▸ **AIM OF THE TASK**:
Reproduce the material exactly, omitting nothing.

▸ **EXERCISE INPUT**:
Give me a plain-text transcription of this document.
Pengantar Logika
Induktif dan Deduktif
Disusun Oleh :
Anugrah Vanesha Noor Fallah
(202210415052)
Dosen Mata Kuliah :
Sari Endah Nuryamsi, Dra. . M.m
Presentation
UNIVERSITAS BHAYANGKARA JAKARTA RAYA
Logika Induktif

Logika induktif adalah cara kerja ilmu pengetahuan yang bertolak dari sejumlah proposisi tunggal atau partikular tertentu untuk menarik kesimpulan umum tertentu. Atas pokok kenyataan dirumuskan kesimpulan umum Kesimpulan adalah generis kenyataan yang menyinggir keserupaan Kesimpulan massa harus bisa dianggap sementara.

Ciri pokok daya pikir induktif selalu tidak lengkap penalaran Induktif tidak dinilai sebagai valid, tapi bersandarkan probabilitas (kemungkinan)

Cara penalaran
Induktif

▸ **OUTPUT FOR THIS TASK**:
Give me a plain-text transcription of this document.
Pengantar Logika
Induktif dan Deduktif
Disusun Oleh :
Anugrah Vanesha Noor Fallah
(202210415052)
Dosen Mata Kuliah :
Sari Endah Nuryamsi, Dra. . M.m
Presentation
UNIVERSITAS BHAYANGKARA JAKARTA RAYA
Logika Induktif

Logika induktif adalah cara kerja ilmu pengetahuan yang bertolak dari sejumlah proposisi tunggal atau partikular tertentu untuk menarik kesimpulan umum tertentu. Atas pokok kenyataan dirumuskan kesimpulan umum Kesimpulan adalah generis kenyataan yang menyinggir keserupaan Kesimpulan massa harus bisa dianggap sementara.

Ciri pokok daya pikir induktif selalu tidak lengkap penalaran Induktif tidak dinilai sebagai valid, tapi bersandarkan probabilitas (kemungkinan)

Cara penalaran
Induktif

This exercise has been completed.